● **SHORT EXERCISE**: Go through the entries and count the lines with the string "Kettner" in them. Give only that number.
<<<<
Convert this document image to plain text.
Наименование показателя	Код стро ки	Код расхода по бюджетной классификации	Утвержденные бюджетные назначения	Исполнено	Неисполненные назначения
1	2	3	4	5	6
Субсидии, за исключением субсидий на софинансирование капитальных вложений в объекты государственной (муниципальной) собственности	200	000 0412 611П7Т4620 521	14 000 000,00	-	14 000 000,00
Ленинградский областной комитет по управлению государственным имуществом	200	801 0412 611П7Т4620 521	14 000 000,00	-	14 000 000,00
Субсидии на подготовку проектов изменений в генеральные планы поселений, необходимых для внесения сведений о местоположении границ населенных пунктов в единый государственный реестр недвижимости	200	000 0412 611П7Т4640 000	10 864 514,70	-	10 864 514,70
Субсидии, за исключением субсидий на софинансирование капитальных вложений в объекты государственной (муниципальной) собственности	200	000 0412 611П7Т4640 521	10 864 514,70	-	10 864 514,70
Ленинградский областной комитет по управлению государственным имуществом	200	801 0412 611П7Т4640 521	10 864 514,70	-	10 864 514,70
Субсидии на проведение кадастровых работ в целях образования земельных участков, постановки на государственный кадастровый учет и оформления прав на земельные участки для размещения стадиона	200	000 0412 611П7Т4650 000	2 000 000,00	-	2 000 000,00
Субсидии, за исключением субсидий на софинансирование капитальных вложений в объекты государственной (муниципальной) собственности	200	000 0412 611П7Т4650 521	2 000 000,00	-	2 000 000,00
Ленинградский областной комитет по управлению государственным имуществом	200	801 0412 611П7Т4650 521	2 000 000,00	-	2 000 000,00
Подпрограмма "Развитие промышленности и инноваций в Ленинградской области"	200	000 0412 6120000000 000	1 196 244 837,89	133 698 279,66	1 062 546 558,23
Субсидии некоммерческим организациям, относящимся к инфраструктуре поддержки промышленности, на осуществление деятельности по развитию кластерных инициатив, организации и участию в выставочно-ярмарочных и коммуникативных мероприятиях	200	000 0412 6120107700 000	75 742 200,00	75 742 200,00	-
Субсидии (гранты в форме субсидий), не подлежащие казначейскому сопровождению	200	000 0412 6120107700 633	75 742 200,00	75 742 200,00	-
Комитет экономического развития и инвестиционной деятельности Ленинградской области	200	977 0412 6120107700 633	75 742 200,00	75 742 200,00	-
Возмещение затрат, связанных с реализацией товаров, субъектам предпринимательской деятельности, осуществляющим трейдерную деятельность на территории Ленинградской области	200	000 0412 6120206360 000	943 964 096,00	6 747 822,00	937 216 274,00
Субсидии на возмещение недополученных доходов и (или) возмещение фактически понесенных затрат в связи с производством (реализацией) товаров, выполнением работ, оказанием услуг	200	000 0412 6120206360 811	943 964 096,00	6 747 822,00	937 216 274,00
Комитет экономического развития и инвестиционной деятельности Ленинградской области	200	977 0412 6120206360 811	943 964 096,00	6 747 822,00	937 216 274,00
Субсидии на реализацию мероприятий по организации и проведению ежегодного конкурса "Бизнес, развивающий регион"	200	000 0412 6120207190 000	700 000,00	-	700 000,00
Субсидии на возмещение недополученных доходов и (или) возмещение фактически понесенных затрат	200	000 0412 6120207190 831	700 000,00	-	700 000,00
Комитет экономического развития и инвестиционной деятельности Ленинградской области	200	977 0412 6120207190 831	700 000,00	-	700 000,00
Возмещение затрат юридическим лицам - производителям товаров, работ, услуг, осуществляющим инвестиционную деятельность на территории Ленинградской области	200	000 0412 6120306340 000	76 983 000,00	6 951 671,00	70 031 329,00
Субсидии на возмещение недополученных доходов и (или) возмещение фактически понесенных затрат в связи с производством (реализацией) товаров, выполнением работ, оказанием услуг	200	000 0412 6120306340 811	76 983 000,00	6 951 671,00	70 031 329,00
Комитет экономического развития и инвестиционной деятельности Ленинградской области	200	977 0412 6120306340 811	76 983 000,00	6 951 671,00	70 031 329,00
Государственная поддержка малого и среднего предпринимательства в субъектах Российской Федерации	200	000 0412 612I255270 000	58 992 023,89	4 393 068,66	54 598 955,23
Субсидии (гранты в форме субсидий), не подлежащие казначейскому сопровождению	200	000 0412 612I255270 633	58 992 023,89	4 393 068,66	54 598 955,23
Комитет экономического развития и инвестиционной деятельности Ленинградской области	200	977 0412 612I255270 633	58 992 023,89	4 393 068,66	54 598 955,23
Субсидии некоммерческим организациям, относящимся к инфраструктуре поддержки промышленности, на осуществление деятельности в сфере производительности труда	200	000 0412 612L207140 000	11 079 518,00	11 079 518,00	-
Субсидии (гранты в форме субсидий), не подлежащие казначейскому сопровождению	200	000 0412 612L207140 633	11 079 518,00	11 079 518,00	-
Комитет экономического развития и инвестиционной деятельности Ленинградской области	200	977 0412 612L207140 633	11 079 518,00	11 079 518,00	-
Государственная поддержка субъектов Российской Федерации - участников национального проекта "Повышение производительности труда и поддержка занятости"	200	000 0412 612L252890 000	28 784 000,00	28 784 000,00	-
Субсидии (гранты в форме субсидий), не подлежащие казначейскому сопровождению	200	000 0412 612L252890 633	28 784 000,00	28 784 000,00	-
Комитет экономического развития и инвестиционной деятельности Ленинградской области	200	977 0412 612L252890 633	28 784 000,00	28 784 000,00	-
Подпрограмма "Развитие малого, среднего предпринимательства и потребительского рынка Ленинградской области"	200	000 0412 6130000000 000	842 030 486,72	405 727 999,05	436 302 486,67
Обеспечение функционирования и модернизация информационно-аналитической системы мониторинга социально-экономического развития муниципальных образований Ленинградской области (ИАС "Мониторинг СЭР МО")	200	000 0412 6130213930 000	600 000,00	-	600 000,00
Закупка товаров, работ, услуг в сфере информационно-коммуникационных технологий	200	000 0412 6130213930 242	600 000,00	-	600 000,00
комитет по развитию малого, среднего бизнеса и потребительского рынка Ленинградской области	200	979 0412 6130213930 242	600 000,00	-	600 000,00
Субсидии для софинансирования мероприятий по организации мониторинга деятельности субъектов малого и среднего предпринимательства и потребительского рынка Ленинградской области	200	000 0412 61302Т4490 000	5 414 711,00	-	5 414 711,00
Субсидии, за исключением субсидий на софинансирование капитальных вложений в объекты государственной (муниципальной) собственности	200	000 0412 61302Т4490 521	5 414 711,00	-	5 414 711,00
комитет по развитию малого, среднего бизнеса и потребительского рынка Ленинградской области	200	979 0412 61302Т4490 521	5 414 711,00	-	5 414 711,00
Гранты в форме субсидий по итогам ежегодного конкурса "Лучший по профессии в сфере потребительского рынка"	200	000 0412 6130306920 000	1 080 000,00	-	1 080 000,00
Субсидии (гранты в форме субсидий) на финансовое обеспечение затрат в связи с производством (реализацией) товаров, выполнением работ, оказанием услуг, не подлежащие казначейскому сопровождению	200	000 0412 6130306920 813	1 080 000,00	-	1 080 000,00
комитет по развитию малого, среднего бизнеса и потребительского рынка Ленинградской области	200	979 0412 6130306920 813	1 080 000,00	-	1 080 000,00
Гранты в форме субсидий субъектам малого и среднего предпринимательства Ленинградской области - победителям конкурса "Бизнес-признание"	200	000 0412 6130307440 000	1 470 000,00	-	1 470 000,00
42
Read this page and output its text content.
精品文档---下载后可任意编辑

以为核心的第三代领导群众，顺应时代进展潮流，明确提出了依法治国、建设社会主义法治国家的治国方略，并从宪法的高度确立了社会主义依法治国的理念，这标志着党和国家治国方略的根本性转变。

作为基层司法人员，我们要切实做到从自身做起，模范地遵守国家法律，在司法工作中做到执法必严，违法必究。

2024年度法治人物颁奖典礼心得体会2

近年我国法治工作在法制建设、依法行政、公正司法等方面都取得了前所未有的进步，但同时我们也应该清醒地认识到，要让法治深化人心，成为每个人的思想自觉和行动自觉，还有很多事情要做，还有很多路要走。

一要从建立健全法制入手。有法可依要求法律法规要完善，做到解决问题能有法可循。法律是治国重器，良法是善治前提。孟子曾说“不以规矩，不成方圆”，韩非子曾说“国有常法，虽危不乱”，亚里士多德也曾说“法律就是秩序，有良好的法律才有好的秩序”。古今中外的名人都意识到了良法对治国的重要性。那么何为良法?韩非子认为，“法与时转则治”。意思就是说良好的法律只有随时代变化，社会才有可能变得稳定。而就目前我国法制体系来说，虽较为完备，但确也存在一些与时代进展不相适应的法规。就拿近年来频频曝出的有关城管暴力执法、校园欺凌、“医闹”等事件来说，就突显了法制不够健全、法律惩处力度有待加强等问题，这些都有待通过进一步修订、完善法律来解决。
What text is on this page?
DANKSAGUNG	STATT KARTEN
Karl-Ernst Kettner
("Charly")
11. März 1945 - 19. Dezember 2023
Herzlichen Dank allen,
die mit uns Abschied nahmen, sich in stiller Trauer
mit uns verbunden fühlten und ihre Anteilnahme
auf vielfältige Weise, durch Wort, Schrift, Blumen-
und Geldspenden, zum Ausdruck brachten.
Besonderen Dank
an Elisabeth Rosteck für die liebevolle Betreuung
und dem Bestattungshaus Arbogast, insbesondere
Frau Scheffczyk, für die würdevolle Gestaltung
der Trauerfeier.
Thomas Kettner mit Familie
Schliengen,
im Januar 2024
>>>>
● **REPLY**: 2